=== Data entries ===

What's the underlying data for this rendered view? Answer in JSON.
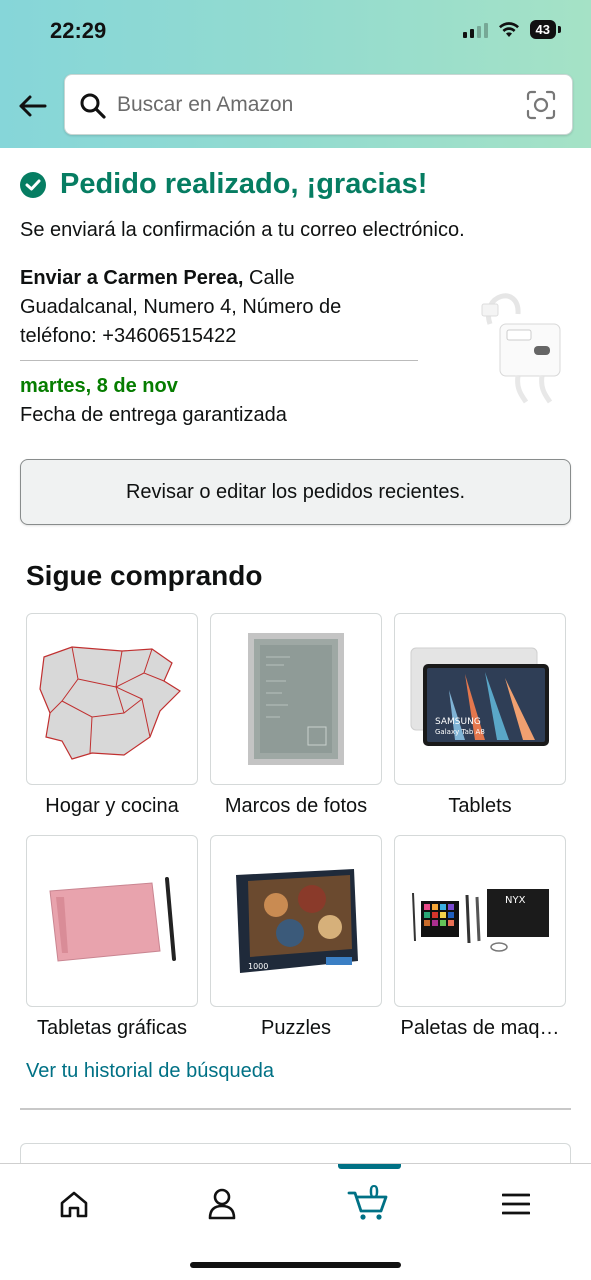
{
  "status_bar": {
    "time": "22:29",
    "battery": "43",
    "icons": [
      "signal-icon",
      "wifi-icon",
      "battery-icon"
    ]
  },
  "header": {
    "back_icon": "back-arrow-icon",
    "search_placeholder": "Buscar en Amazon",
    "search_value": "",
    "camera_icon": "camera-scan-icon",
    "gradient": [
      "#86d6d9",
      "#a5e2c6"
    ]
  },
  "confirmation": {
    "title": "Pedido realizado, ¡gracias!",
    "email_note": "Se enviará la confirmación a tu correo electrónico.",
    "ship_to_bold": "Enviar a Carmen Perea,",
    "ship_to_address": " Calle Guadalcanal, Numero 4, Número de teléfono: +34606515422",
    "delivery_date": "martes, 8 de nov",
    "delivery_note": "Fecha de entrega garantizada",
    "review_button": "Revisar o editar los pedidos recientes.",
    "accent_color": "#067d62"
  },
  "keep_shopping": {
    "title": "Sigue comprando",
    "tiles": [
      {
        "label": "Hogar y cocina",
        "image": "spain-map"
      },
      {
        "label": "Marcos de fotos",
        "image": "photo-frame"
      },
      {
        "label": "Tablets",
        "image": "samsung-tablet"
      },
      {
        "label": "Tabletas gráficas",
        "image": "pink-graphics-tablet"
      },
      {
        "label": "Puzzles",
        "image": "puzzle-box"
      },
      {
        "label": "Paletas de maq…",
        "image": "makeup-palette"
      }
    ],
    "history_link": "Ver tu historial de búsqueda"
  },
  "product_image_text": {
    "tablet_brand": "SAMSUNG",
    "tablet_model": "Galaxy Tab A8",
    "puzzle_pieces": "1000",
    "makeup_brand": "NYX"
  },
  "bottom_nav": {
    "items": [
      {
        "name": "home",
        "icon": "home-icon"
      },
      {
        "name": "account",
        "icon": "person-icon"
      },
      {
        "name": "cart",
        "icon": "cart-icon"
      },
      {
        "name": "menu",
        "icon": "menu-icon"
      }
    ],
    "cart_count": "0",
    "active": "cart",
    "active_color": "#007185"
  }
}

===

● **The task**
Restate the records above in full, word for word. Keep pictures out.

● **Worked answer**
What's the underlying data for this rendered view? Answer in JSON.
{
  "status_bar": {
    "time": "22:29",
    "battery": "43",
    "icons": [
      "signal-icon",
      "wifi-icon",
      "battery-icon"
    ]
  },
  "header": {
    "back_icon": "back-arrow-icon",
    "search_placeholder": "Buscar en Amazon",
    "search_value": "",
    "camera_icon": "camera-scan-icon",
    "gradient": [
      "#86d6d9",
      "#a5e2c6"
    ]
  },
  "confirmation": {
    "title": "Pedido realizado, ¡gracias!",
    "email_note": "Se enviará la confirmación a tu correo electrónico.",
    "ship_to_bold": "Enviar a Carmen Perea,",
    "ship_to_address": " Calle Guadalcanal, Numero 4, Número de teléfono: +34606515422",
    "delivery_date": "martes, 8 de nov",
    "delivery_note": "Fecha de entrega garantizada",
    "review_button": "Revisar o editar los pedidos recientes.",
    "accent_color": "#067d62"
  },
  "keep_shopping": {
    "title": "Sigue comprando",
    "tiles": [
      {
        "label": "Hogar y cocina",
        "image": "spain-map"
      },
      {
        "label": "Marcos de fotos",
        "image": "photo-frame"
      },
      {
        "label": "Tablets",
        "image": "samsung-tablet"
      },
      {
        "label": "Tabletas gráficas",
        "image": "pink-graphics-tablet"
      },
      {
        "label": "Puzzles",
        "image": "puzzle-box"
      },
      {
        "label": "Paletas de maq…",
        "image": "makeup-palette"
      }
    ],
    "history_link": "Ver tu historial de búsqueda"
  },
  "product_image_text": {
    "tablet_brand": "SAMSUNG",
    "tablet_model": "Galaxy Tab A8",
    "puzzle_pieces": "1000",
    "makeup_brand": "NYX"
  },
  "bottom_nav": {
    "items": [
      {
        "name": "home",
        "icon": "home-icon"
      },
      {
        "name": "account",
        "icon": "person-icon"
      },
      {
        "name": "cart",
        "icon": "cart-icon"
      },
      {
        "name": "menu",
        "icon": "menu-icon"
      }
    ],
    "cart_count": "0",
    "active": "cart",
    "active_color": "#007185"
  }
}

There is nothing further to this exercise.